### WHAT IS NEEDED
Look through the data for the string "name". Copy every line where it is found.

### RAW DATA
------------------------------------------------------------
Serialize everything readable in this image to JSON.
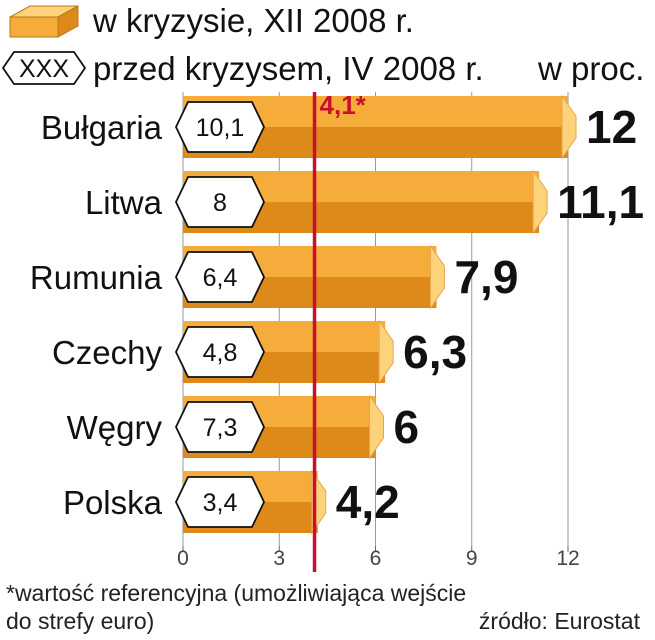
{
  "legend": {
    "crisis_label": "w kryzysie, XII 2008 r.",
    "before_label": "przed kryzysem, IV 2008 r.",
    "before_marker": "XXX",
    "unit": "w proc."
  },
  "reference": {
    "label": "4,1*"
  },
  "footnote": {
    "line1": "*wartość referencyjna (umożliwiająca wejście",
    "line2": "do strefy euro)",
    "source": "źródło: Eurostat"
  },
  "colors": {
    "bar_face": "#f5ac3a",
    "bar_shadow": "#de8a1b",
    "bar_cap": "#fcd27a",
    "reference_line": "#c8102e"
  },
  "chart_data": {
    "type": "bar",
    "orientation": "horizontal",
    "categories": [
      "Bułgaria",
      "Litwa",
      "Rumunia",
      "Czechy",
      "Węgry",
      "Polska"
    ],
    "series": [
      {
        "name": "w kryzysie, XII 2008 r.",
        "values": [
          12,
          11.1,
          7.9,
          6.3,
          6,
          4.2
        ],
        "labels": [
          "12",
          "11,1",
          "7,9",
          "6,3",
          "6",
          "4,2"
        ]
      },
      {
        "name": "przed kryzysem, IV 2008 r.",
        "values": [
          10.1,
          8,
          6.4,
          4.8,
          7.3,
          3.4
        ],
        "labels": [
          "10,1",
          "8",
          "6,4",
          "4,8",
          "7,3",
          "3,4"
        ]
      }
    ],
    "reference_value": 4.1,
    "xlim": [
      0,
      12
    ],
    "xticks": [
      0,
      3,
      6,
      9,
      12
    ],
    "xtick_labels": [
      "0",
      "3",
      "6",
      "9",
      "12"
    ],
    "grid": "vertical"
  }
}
------------------------------------------------------------
### TASK OUTPUT
        "name": "w kryzysie, XII 2008 r.",
        "name": "przed kryzysem, IV 2008 r.",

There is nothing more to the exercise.